---------- RECORD EXTRACTS

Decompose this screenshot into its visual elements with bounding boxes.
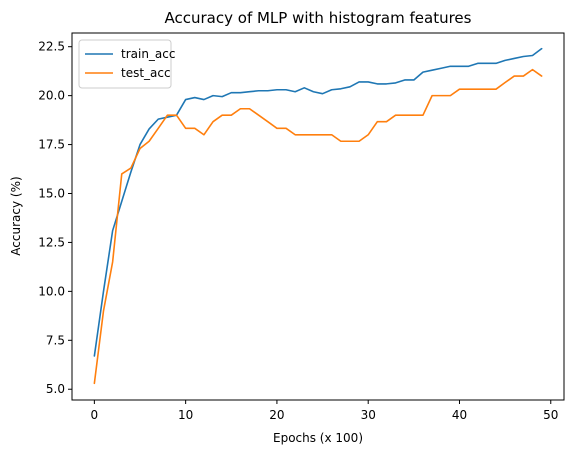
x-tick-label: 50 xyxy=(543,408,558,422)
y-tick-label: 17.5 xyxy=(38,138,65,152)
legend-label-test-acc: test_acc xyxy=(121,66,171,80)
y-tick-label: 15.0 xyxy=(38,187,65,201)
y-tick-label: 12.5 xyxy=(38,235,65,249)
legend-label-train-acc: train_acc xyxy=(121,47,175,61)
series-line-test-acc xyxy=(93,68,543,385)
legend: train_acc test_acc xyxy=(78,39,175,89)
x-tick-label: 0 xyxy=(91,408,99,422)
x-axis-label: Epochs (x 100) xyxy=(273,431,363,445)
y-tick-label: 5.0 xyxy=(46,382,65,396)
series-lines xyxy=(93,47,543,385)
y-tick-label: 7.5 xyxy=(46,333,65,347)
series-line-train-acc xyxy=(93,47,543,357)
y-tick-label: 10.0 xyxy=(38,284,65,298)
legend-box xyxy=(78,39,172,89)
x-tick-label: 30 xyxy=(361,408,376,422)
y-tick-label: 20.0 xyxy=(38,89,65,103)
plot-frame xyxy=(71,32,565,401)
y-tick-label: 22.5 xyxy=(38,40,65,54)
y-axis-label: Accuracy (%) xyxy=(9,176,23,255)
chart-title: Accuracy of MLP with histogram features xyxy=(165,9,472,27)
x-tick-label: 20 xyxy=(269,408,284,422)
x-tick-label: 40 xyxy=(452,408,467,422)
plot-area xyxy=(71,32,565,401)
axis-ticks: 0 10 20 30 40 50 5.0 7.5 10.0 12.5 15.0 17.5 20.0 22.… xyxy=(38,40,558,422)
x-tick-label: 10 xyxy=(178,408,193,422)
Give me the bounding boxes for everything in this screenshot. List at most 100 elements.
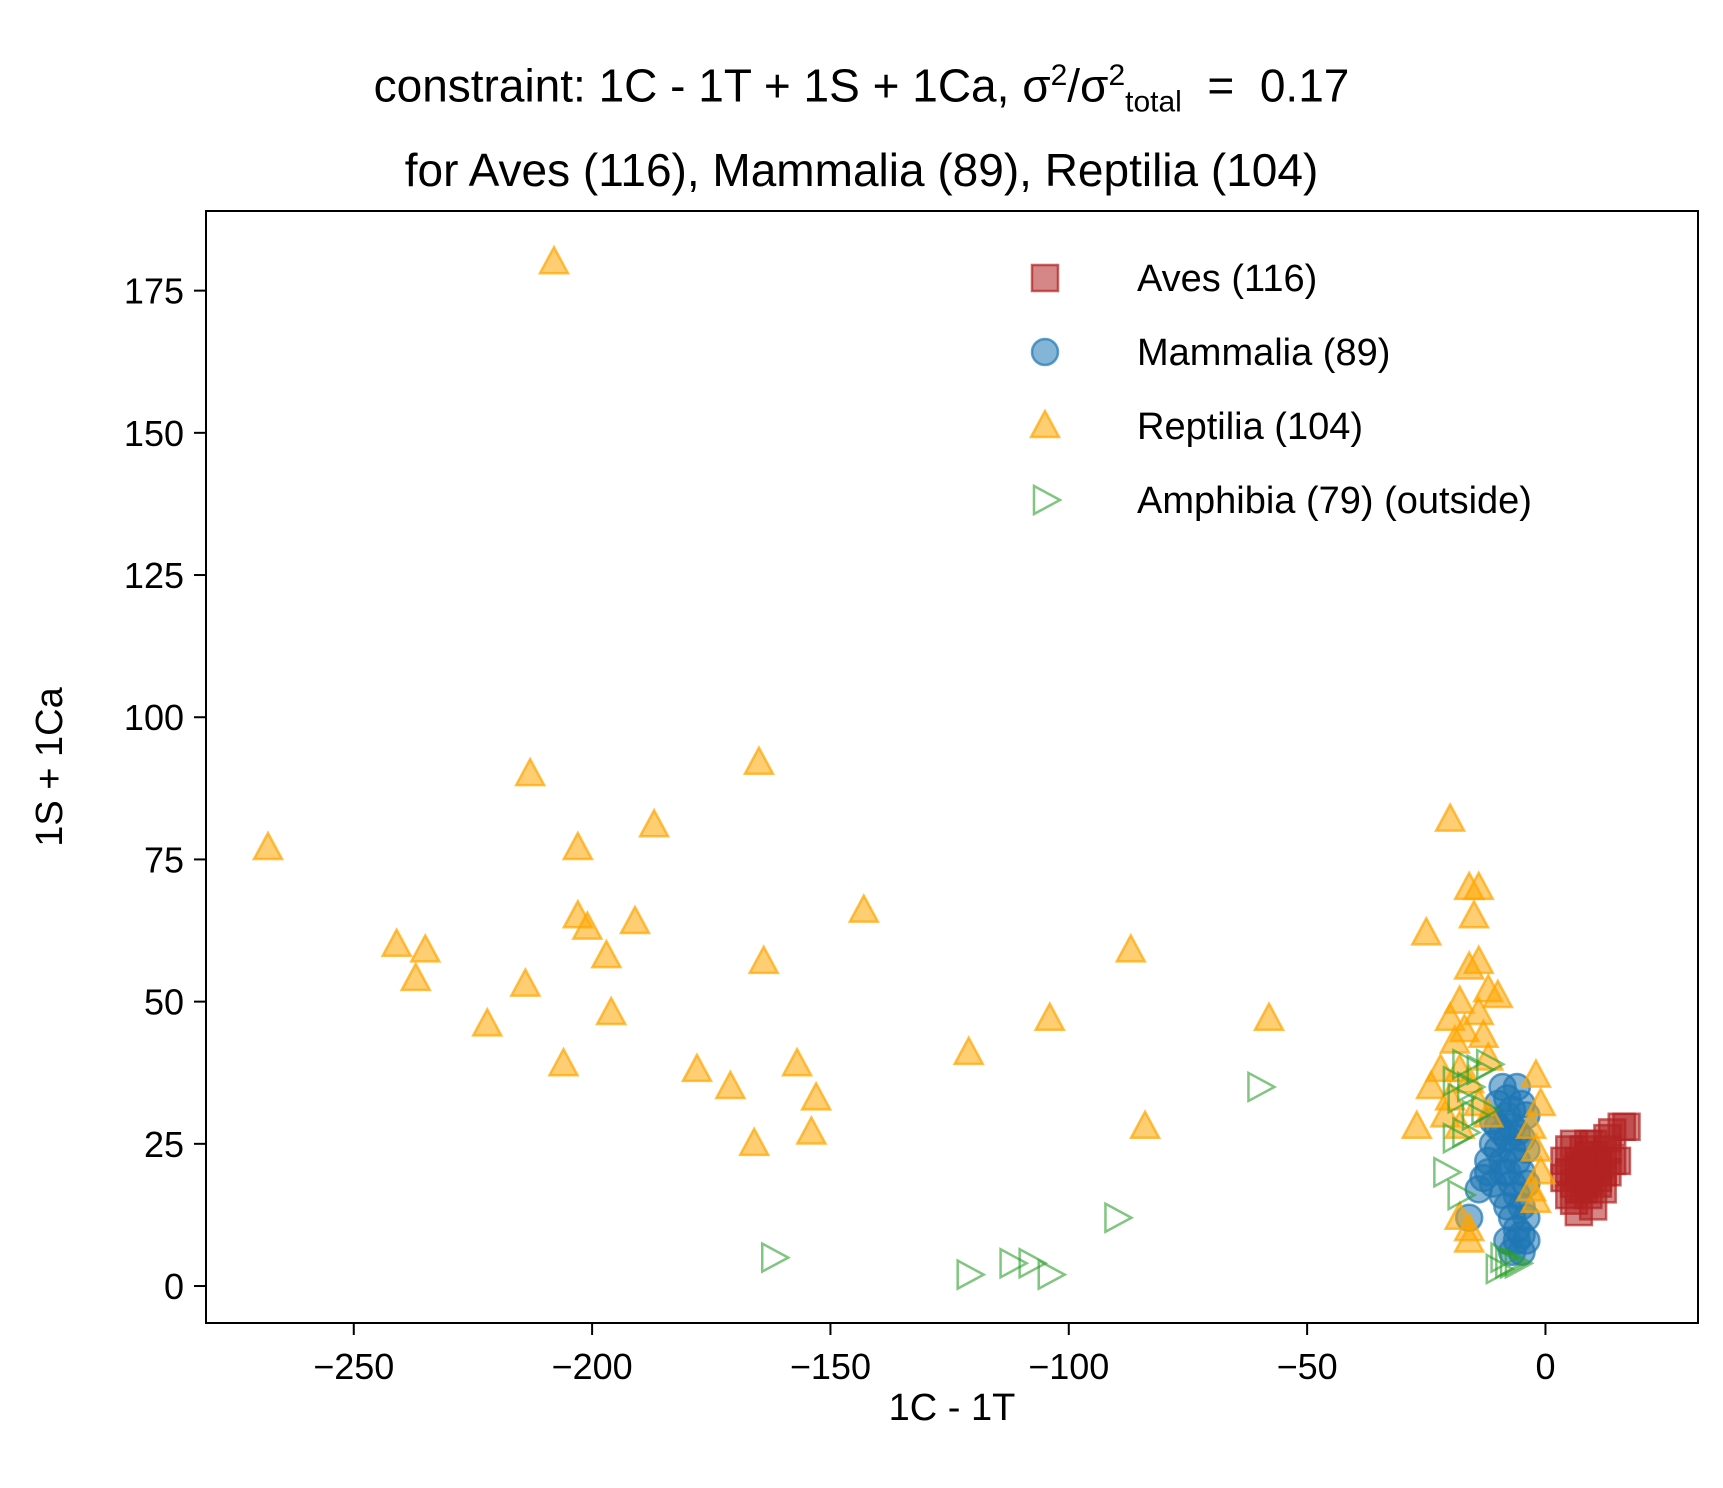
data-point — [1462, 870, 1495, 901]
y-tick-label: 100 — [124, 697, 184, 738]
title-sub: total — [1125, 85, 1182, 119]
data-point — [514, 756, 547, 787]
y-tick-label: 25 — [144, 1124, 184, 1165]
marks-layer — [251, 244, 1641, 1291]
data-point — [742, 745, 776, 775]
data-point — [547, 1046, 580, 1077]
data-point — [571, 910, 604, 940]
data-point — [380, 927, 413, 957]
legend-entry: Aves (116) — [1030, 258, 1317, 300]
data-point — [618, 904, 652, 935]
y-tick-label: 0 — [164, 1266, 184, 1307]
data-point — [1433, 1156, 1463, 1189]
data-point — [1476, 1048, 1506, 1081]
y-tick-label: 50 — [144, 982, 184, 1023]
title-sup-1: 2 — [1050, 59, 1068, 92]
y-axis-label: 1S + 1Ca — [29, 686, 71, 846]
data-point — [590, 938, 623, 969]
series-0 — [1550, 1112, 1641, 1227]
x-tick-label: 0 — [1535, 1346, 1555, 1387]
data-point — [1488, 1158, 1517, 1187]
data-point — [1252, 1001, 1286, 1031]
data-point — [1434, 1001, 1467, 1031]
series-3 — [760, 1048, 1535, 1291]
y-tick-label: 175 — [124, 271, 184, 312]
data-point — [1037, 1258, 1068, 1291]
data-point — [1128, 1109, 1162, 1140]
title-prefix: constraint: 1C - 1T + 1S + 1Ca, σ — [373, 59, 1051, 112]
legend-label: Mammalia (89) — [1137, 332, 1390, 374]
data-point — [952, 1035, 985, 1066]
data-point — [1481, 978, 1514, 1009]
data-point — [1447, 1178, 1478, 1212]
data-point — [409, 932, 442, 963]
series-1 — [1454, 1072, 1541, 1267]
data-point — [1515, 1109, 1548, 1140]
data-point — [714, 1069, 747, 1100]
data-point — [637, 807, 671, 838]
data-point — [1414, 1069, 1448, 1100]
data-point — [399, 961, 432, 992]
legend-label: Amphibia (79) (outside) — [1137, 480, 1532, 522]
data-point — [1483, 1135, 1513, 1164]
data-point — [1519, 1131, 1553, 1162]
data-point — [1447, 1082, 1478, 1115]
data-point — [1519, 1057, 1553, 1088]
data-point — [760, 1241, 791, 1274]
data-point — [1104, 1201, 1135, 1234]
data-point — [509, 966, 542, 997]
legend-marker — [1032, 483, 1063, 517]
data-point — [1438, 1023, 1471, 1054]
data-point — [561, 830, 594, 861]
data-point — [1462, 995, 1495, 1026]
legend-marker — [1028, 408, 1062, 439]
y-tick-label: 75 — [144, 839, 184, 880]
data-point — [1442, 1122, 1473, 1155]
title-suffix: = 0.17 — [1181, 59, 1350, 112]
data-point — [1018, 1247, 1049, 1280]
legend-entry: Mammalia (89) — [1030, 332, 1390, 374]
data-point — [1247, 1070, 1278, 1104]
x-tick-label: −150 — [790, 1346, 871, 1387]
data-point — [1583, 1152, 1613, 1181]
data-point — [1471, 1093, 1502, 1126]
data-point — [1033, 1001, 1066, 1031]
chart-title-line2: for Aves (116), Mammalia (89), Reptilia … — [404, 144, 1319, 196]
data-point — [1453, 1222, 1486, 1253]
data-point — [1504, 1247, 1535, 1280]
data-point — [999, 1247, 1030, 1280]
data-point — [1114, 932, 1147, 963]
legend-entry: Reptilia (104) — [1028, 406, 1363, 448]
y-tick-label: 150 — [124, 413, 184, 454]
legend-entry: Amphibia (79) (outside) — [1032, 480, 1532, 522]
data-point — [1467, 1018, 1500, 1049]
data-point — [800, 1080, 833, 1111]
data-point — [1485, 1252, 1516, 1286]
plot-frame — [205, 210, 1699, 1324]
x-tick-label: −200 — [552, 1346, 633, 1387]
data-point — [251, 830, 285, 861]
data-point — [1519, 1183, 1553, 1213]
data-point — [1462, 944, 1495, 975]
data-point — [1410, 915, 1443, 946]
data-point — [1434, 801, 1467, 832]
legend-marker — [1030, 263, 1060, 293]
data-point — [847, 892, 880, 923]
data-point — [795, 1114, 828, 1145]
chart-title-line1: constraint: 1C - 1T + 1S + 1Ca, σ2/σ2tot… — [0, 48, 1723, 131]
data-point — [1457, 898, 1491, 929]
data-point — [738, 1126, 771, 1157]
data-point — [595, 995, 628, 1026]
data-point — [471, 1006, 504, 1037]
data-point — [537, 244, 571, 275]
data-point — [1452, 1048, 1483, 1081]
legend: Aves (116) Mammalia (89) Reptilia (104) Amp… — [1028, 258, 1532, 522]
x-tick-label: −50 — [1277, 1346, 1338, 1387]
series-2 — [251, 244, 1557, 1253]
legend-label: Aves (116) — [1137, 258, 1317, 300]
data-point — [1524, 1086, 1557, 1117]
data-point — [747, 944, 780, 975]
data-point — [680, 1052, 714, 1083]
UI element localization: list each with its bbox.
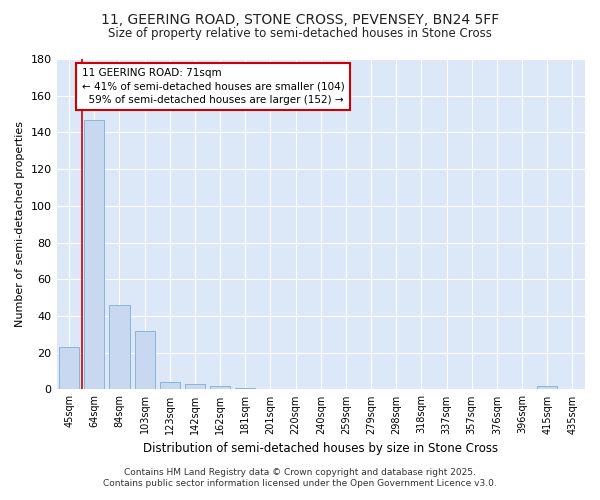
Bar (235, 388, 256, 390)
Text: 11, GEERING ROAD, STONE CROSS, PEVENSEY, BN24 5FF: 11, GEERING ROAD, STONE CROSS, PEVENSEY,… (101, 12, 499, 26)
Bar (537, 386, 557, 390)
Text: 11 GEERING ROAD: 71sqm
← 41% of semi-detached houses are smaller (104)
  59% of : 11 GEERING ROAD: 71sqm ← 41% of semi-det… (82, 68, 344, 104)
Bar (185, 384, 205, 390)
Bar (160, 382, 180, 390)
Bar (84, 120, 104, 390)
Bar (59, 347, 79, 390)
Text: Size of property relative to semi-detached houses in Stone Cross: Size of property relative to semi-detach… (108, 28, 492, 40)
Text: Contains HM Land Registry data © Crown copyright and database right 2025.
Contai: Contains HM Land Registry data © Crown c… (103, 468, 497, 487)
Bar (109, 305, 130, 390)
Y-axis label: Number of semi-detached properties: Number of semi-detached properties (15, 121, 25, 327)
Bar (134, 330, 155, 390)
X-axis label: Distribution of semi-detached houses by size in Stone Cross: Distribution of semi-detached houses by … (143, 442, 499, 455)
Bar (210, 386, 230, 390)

--------------------

→ **REQUIRED WORK**
Please copy the listing from the line containing "Bar (235, 388, 256, 390)" through its end, swapping "Bar" for "Column" and leaving everything else unchanged.

→ **COMPLETE RESPONSE**
Column (235, 388, 256, 390)
Text: 11, GEERING ROAD, STONE CROSS, PEVENSEY, BN24 5FF: 11, GEERING ROAD, STONE CROSS, PEVENSEY,… (101, 12, 499, 26)
Column (537, 386, 557, 390)
Text: 11 GEERING ROAD: 71sqm
← 41% of semi-detached houses are smaller (104)
  59% of : 11 GEERING ROAD: 71sqm ← 41% of semi-det… (82, 68, 344, 104)
Column (185, 384, 205, 390)
Column (160, 382, 180, 390)
Column (84, 120, 104, 390)
Column (59, 347, 79, 390)
Text: Size of property relative to semi-detached houses in Stone Cross: Size of property relative to semi-detach… (108, 28, 492, 40)
Text: Contains HM Land Registry data © Crown copyright and database right 2025.
Contai: Contains HM Land Registry data © Crown c… (103, 468, 497, 487)
Column (109, 305, 130, 390)
Y-axis label: Number of semi-detached properties: Number of semi-detached properties (15, 121, 25, 327)
Column (134, 330, 155, 390)
X-axis label: Distribution of semi-detached houses by size in Stone Cross: Distribution of semi-detached houses by … (143, 442, 499, 455)
Column (210, 386, 230, 390)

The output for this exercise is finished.